──────── Material shown

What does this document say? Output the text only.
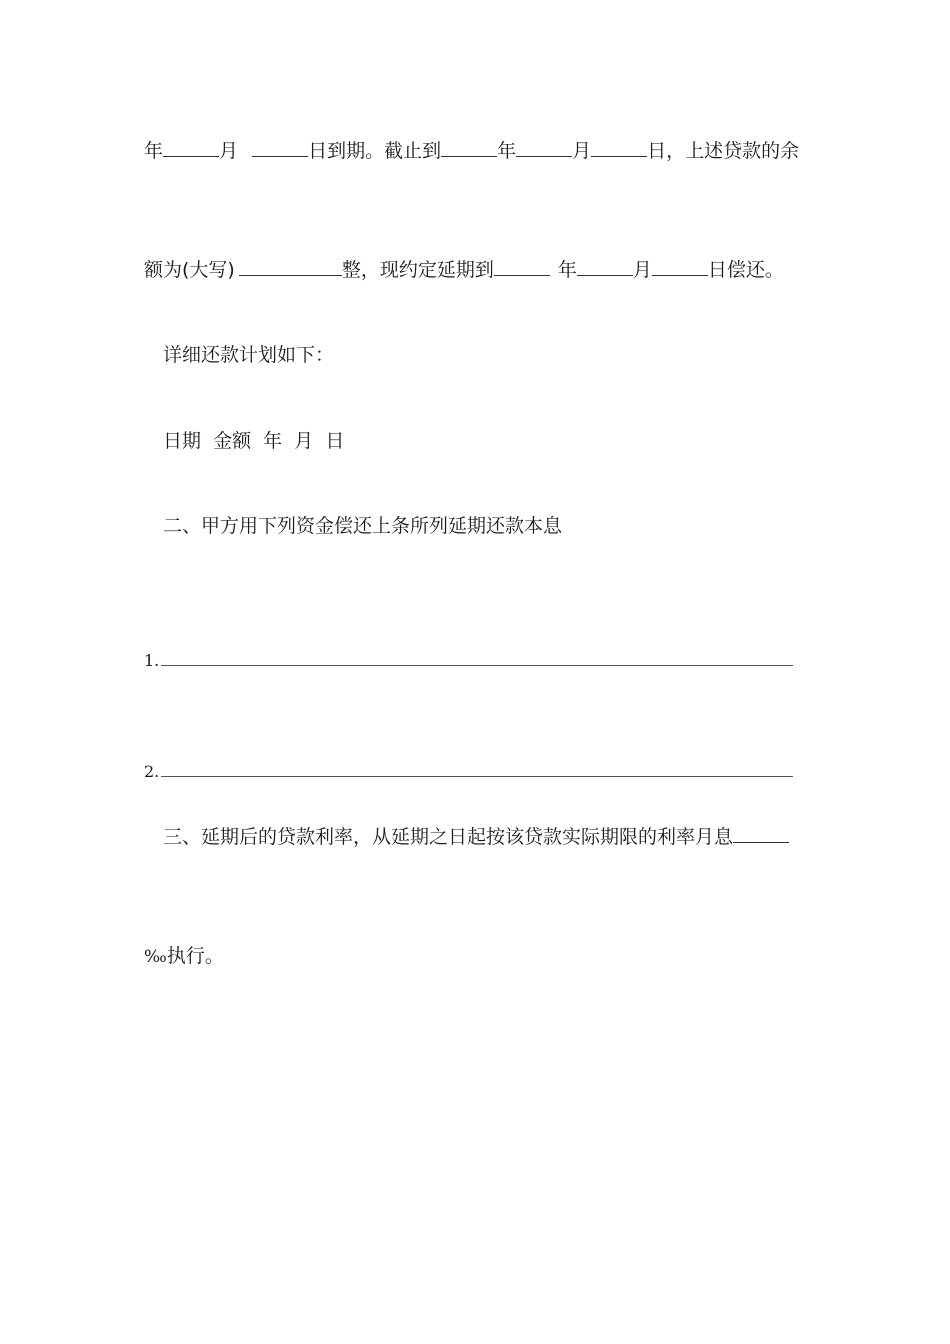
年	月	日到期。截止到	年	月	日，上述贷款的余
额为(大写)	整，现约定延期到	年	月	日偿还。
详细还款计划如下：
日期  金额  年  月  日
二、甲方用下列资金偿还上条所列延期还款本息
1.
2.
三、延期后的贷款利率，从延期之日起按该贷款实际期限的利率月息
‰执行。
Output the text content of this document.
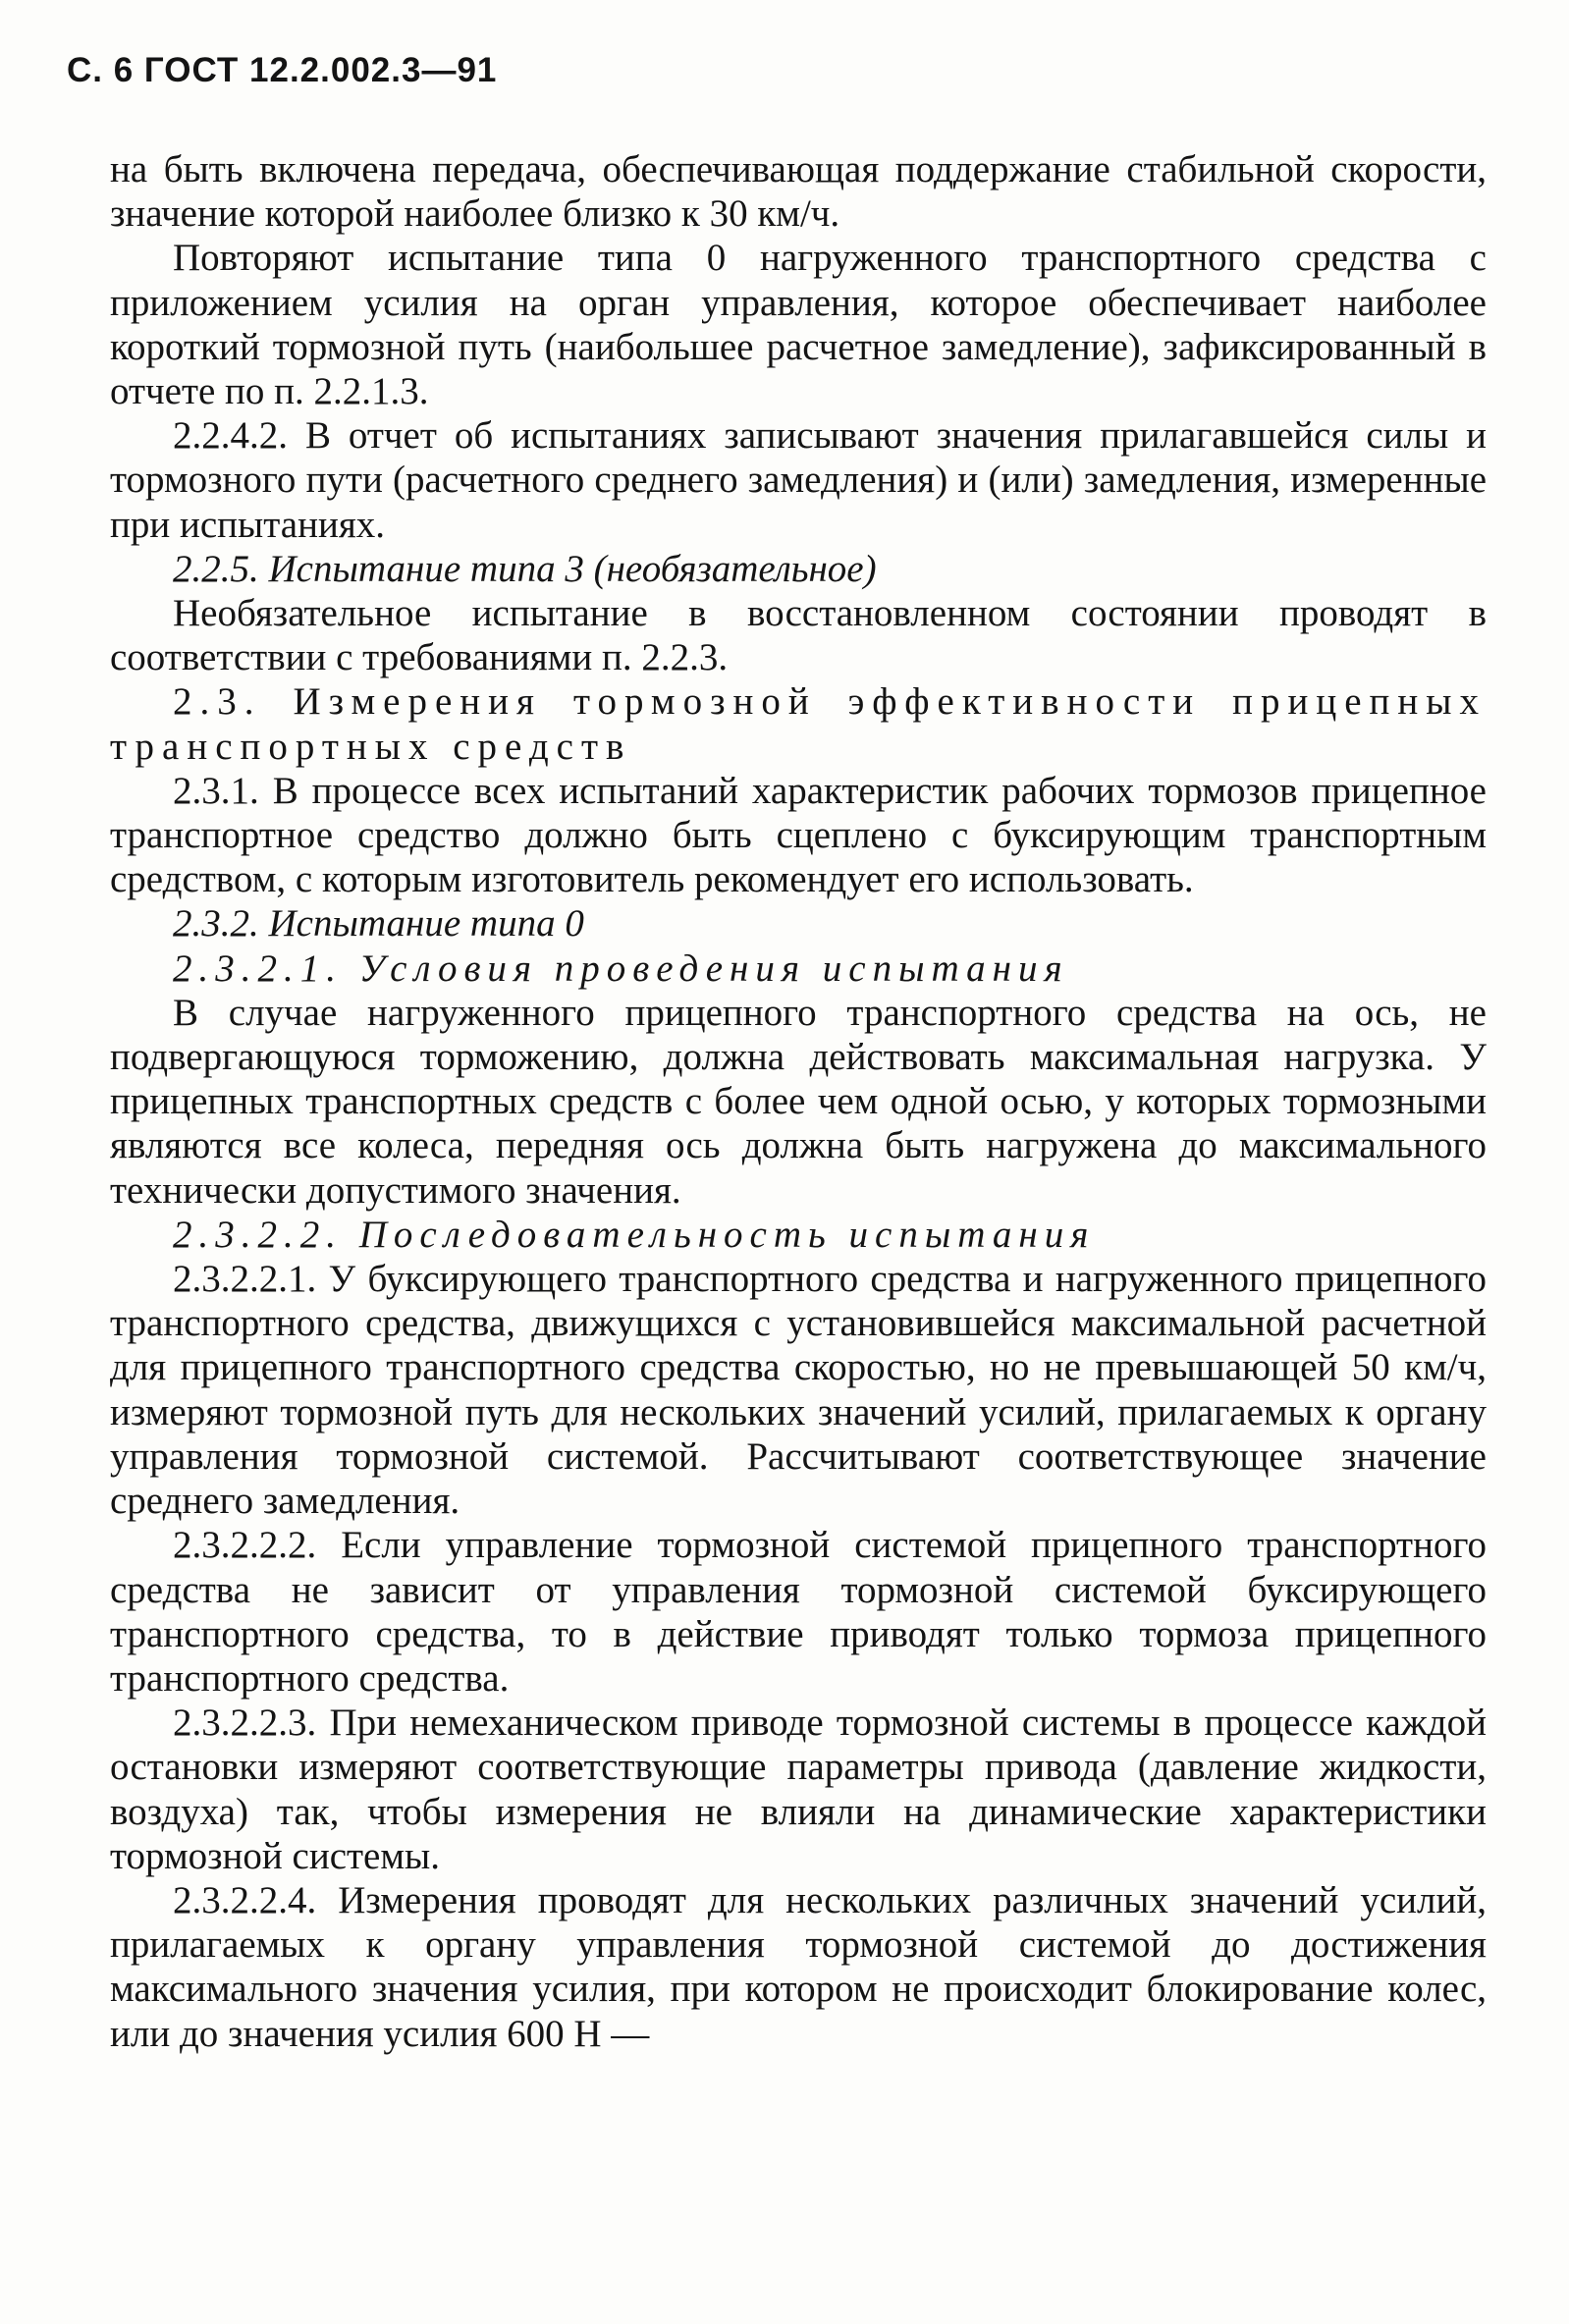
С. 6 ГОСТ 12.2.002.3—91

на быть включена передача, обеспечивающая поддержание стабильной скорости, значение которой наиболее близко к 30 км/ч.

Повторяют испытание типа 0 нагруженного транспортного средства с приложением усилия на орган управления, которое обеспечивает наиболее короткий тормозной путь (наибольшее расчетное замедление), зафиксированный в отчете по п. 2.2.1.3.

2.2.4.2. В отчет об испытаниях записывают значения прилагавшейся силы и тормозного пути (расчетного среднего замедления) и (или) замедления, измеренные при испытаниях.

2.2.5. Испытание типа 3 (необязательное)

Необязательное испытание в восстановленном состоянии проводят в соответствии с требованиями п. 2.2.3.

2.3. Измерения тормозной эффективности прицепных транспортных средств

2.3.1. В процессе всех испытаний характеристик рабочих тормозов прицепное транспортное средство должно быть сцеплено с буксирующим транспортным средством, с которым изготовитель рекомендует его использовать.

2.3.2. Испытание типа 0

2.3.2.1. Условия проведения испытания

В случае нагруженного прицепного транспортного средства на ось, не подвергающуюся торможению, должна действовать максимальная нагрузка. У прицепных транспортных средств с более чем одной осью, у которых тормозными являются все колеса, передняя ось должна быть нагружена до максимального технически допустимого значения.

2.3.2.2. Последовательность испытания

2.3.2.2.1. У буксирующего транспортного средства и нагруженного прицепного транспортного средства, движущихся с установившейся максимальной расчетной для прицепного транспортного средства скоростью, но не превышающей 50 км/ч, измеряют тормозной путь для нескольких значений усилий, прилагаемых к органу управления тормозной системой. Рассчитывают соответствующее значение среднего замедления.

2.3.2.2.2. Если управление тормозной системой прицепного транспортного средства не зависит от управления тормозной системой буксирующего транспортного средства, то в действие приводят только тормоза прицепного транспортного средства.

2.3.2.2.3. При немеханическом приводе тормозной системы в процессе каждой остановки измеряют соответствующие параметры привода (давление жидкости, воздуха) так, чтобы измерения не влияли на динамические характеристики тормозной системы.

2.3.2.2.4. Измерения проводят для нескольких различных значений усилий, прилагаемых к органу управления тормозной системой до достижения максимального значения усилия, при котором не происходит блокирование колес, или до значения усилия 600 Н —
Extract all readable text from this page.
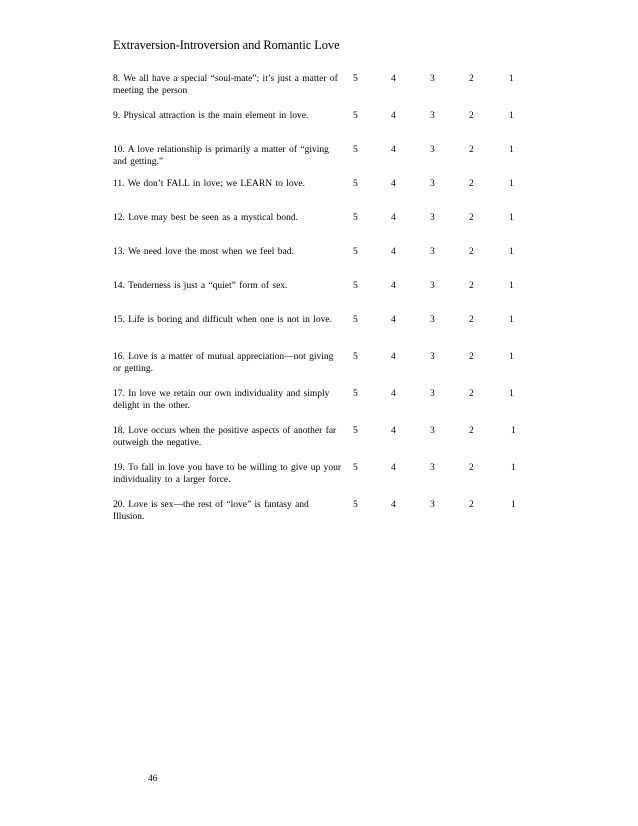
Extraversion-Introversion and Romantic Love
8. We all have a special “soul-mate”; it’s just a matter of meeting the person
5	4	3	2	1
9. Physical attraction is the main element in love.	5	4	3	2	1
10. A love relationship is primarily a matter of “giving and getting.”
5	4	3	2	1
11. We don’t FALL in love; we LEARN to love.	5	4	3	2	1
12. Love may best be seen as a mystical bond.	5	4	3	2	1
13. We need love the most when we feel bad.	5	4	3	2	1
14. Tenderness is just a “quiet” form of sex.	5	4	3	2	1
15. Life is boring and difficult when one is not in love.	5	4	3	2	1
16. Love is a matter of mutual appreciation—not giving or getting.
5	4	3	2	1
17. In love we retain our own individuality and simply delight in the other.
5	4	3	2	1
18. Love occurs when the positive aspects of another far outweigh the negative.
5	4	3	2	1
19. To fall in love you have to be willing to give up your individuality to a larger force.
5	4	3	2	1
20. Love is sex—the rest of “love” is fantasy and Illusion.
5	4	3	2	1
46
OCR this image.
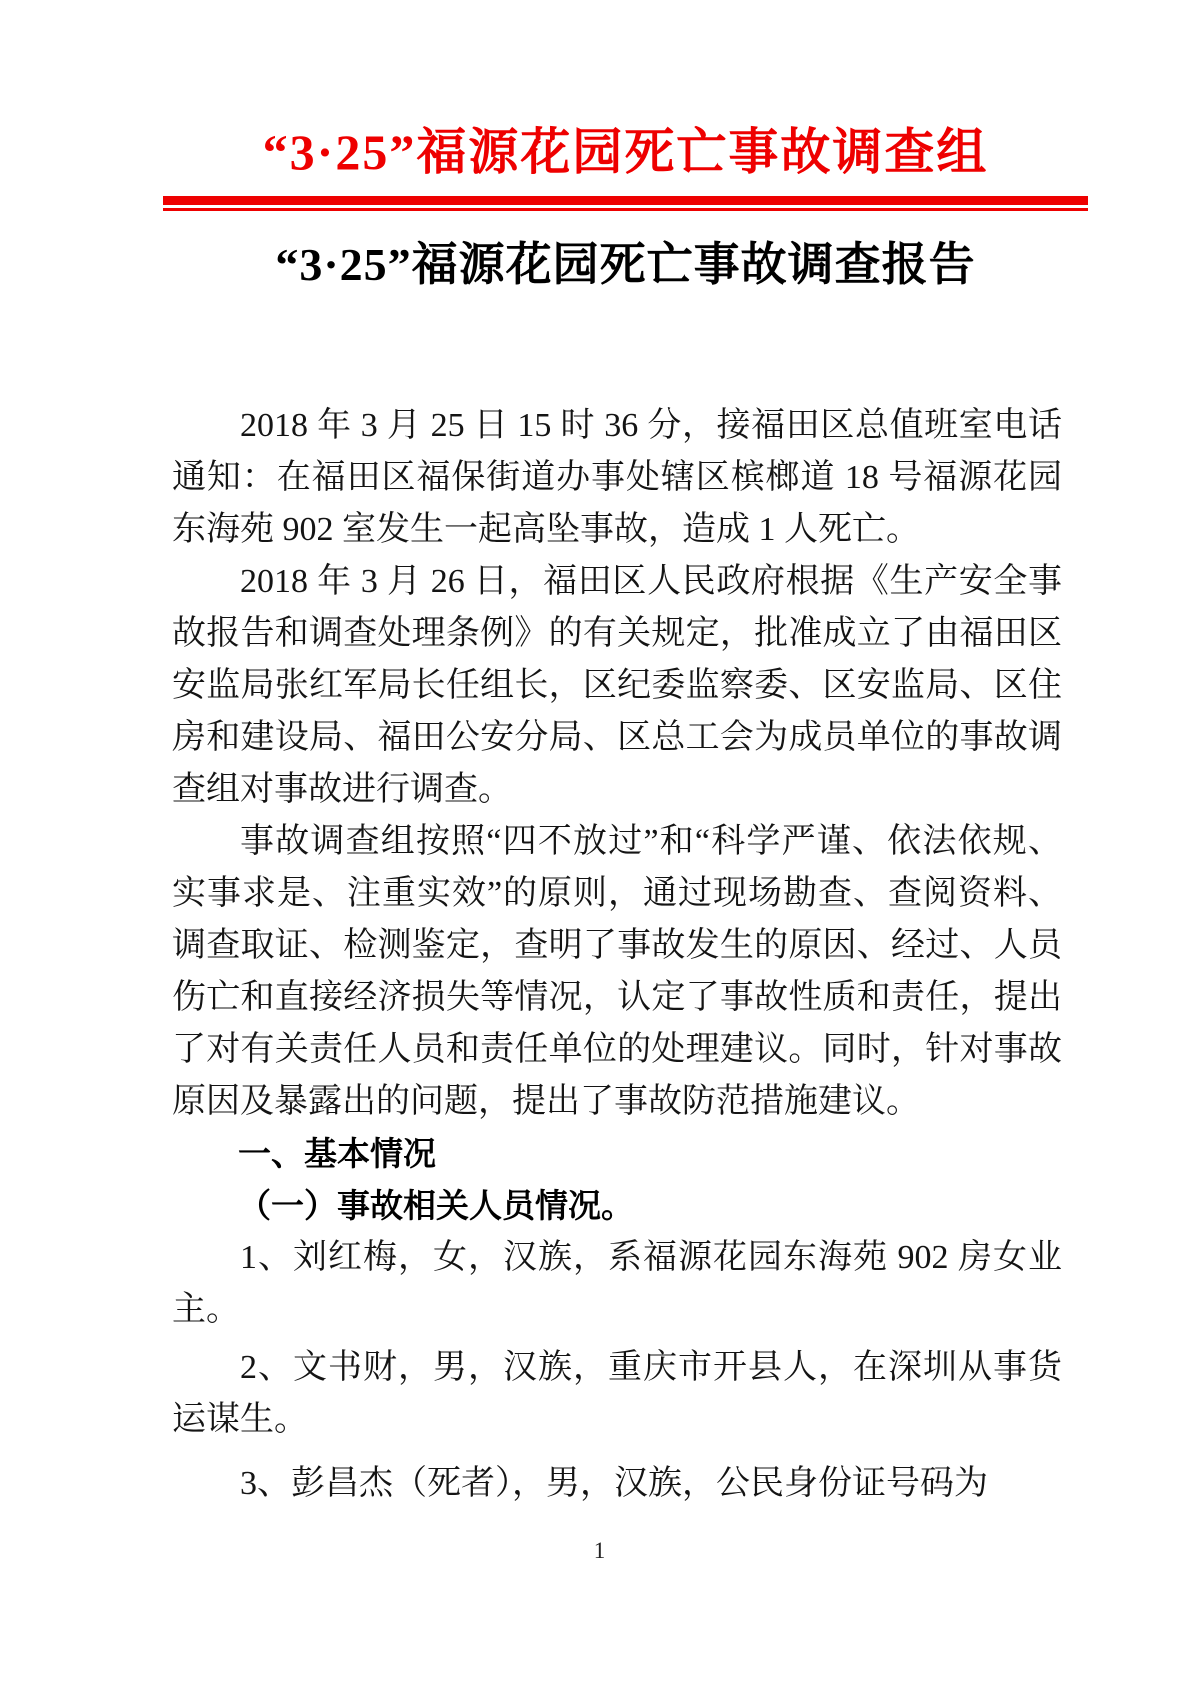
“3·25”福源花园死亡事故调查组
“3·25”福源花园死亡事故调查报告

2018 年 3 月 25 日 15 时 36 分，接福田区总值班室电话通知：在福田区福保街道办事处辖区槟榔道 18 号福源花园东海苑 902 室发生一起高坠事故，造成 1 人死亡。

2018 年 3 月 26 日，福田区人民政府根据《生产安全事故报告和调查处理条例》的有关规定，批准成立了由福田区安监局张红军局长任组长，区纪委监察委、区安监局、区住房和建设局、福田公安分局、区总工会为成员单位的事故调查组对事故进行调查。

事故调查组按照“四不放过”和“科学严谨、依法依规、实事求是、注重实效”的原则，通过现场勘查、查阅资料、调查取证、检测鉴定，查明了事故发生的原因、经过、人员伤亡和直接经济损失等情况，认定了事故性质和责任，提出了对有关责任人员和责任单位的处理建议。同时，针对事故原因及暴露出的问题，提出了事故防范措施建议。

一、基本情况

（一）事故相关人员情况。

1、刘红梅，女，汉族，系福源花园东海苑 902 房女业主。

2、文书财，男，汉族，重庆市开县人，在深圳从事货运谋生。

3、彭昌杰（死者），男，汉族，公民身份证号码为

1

────────────────

What is needed: Reproduce the listing above from the line that contains "OCR this image." through its final line, exactly and with nothing added. Omit the images.

Solution to this problem:
OCR this image.
“3·25”福源花园死亡事故调查组
“3·25”福源花园死亡事故调查报告

2018 年 3 月 25 日 15 时 36 分，接福田区总值班室电话通知：在福田区福保街道办事处辖区槟榔道 18 号福源花园东海苑 902 室发生一起高坠事故，造成 1 人死亡。

2018 年 3 月 26 日，福田区人民政府根据《生产安全事故报告和调查处理条例》的有关规定，批准成立了由福田区安监局张红军局长任组长，区纪委监察委、区安监局、区住房和建设局、福田公安分局、区总工会为成员单位的事故调查组对事故进行调查。

事故调查组按照“四不放过”和“科学严谨、依法依规、实事求是、注重实效”的原则，通过现场勘查、查阅资料、调查取证、检测鉴定，查明了事故发生的原因、经过、人员伤亡和直接经济损失等情况，认定了事故性质和责任，提出了对有关责任人员和责任单位的处理建议。同时，针对事故原因及暴露出的问题，提出了事故防范措施建议。

一、基本情况

（一）事故相关人员情况。

1、刘红梅，女，汉族，系福源花园东海苑 902 房女业主。

2、文书财，男，汉族，重庆市开县人，在深圳从事货运谋生。

3、彭昌杰（死者），男，汉族，公民身份证号码为

1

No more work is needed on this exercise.